* _TASK TO CARRY OUT_
Reproduce every line of the material below, but drop the pictures.
▶
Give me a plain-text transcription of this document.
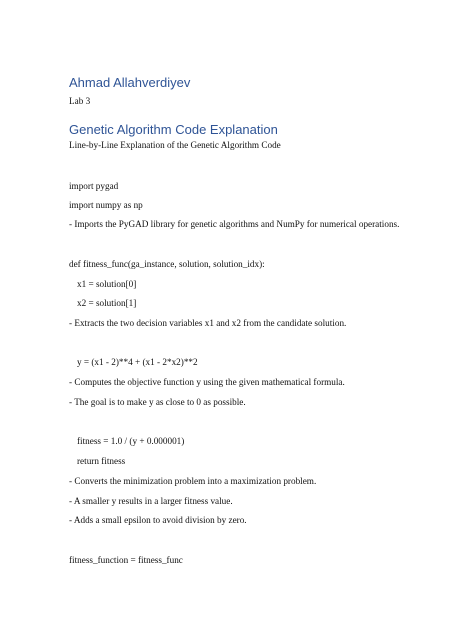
Ahmad Allahverdiyev
Lab 3
Genetic Algorithm Code Explanation
Line-by-Line Explanation of the Genetic Algorithm Code
import pygad
import numpy as np
- Imports the PyGAD library for genetic algorithms and NumPy for numerical operations.
def fitness_func(ga_instance, solution, solution_idx):
x1 = solution[0]
x2 = solution[1]
- Extracts the two decision variables x1 and x2 from the candidate solution.
y = (x1 - 2)**4 + (x1 - 2*x2)**2
- Computes the objective function y using the given mathematical formula.
- The goal is to make y as close to 0 as possible.
fitness = 1.0 / (y + 0.000001)
return fitness
- Converts the minimization problem into a maximization problem.
- A smaller y results in a larger fitness value.
- Adds a small epsilon to avoid division by zero.
fitness_function = fitness_func
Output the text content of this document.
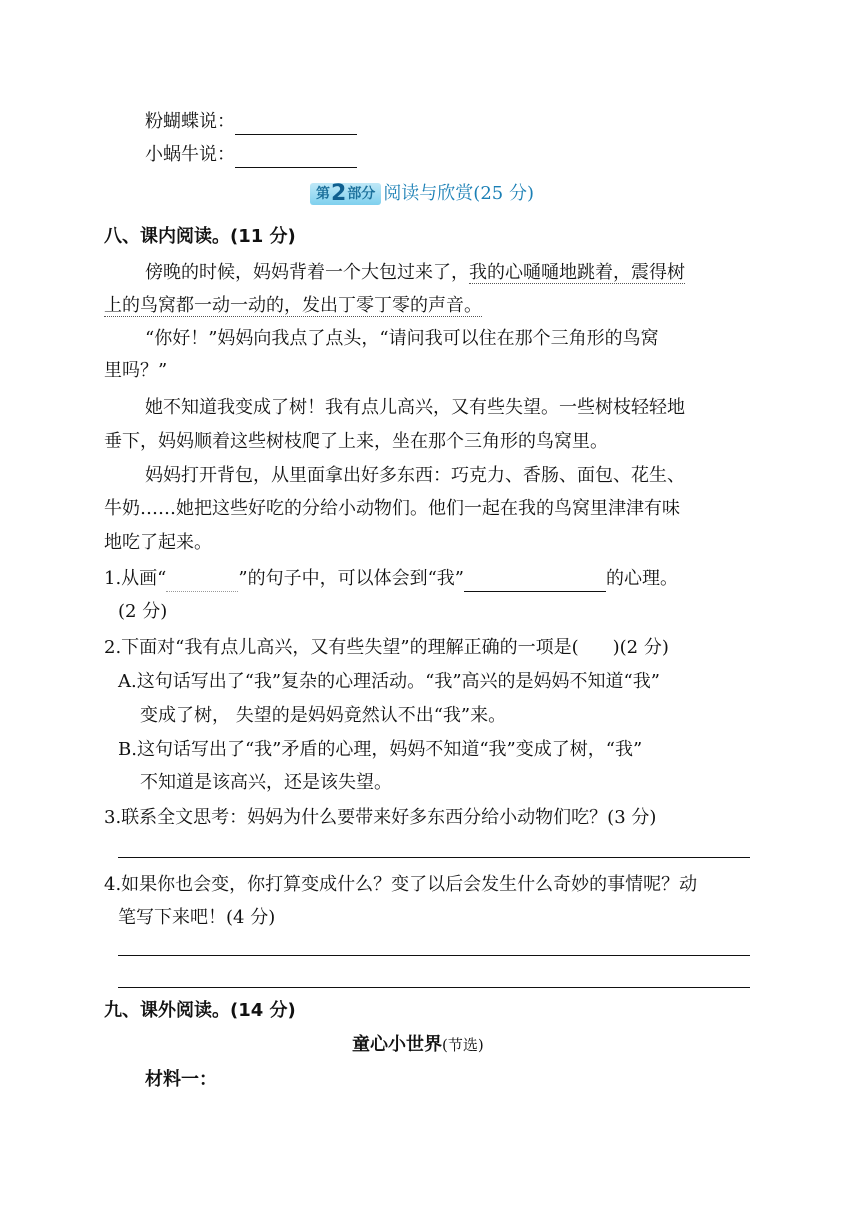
粉蝴蝶说：
小蜗牛说：
第 2 部分 阅读与欣赏(25 分)
八、课内阅读。(11 分)
傍晚的时候，妈妈背着一个大包过来了，我的心嗵嗵地跳着，震得树
上的鸟窝都一动一动的，发出丁零丁零的声音。
“你好！”妈妈向我点了点头，“请问我可以住在那个三角形的鸟窝
里吗？”
她不知道我变成了树！我有点儿高兴，又有些失望。一些树枝轻轻地
垂下，妈妈顺着这些树枝爬了上来，坐在那个三角形的鸟窝里。
妈妈打开背包，从里面拿出好多东西：巧克力、香肠、面包、花生、
牛奶……她把这些好吃的分给小动物们。他们一起在我的鸟窝里津津有味
地吃了起来。
1.从画“	”的句子中，可以体会到“我”	的心理。
(2 分)
2.下面对“我有点儿高兴，又有些失望”的理解正确的一项是( )(2 分)
A.这句话写出了“我”复杂的心理活动。“我”高兴的是妈妈不知道“我”
变成了树， 失望的是妈妈竟然认不出“我”来。
B.这句话写出了“我”矛盾的心理，妈妈不知道“我”变成了树，“我”
不知道是该高兴，还是该失望。
3.联系全文思考：妈妈为什么要带来好多东西分给小动物们吃？(3 分)
4.如果你也会变，你打算变成什么？变了以后会发生什么奇妙的事情呢？动
笔写下来吧！(4 分)
九、课外阅读。(14 分)
童心小世界(节选)
材料一：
◀
* _RESPONSE FOR THIS EXERCISE_
Give me a plain-text transcription of this document.
Ahmad Allahverdiyev
Lab 3
Genetic Algorithm Code Explanation
Line-by-Line Explanation of the Genetic Algorithm Code
import pygad
import numpy as np
- Imports the PyGAD library for genetic algorithms and NumPy for numerical operations.
def fitness_func(ga_instance, solution, solution_idx):
x1 = solution[0]
x2 = solution[1]
- Extracts the two decision variables x1 and x2 from the candidate solution.
y = (x1 - 2)**4 + (x1 - 2*x2)**2
- Computes the objective function y using the given mathematical formula.
- The goal is to make y as close to 0 as possible.
fitness = 1.0 / (y + 0.000001)
return fitness
- Converts the minimization problem into a maximization problem.
- A smaller y results in a larger fitness value.
- Adds a small epsilon to avoid division by zero.
fitness_function = fitness_func
Output the text content of this document.
粉蝴蝶说：
小蜗牛说：
第 2 部分 阅读与欣赏(25 分)
八、课内阅读。(11 分)
傍晚的时候，妈妈背着一个大包过来了，我的心嗵嗵地跳着，震得树
上的鸟窝都一动一动的，发出丁零丁零的声音。
“你好！”妈妈向我点了点头，“请问我可以住在那个三角形的鸟窝
里吗？”
她不知道我变成了树！我有点儿高兴，又有些失望。一些树枝轻轻地
垂下，妈妈顺着这些树枝爬了上来，坐在那个三角形的鸟窝里。
妈妈打开背包，从里面拿出好多东西：巧克力、香肠、面包、花生、
牛奶……她把这些好吃的分给小动物们。他们一起在我的鸟窝里津津有味
地吃了起来。
1.从画“	”的句子中，可以体会到“我”	的心理。
(2 分)
2.下面对“我有点儿高兴，又有些失望”的理解正确的一项是( )(2 分)
A.这句话写出了“我”复杂的心理活动。“我”高兴的是妈妈不知道“我”
变成了树， 失望的是妈妈竟然认不出“我”来。
B.这句话写出了“我”矛盾的心理，妈妈不知道“我”变成了树，“我”
不知道是该高兴，还是该失望。
3.联系全文思考：妈妈为什么要带来好多东西分给小动物们吃？(3 分)
4.如果你也会变，你打算变成什么？变了以后会发生什么奇妙的事情呢？动
笔写下来吧！(4 分)
九、课外阅读。(14 分)
童心小世界(节选)
材料一：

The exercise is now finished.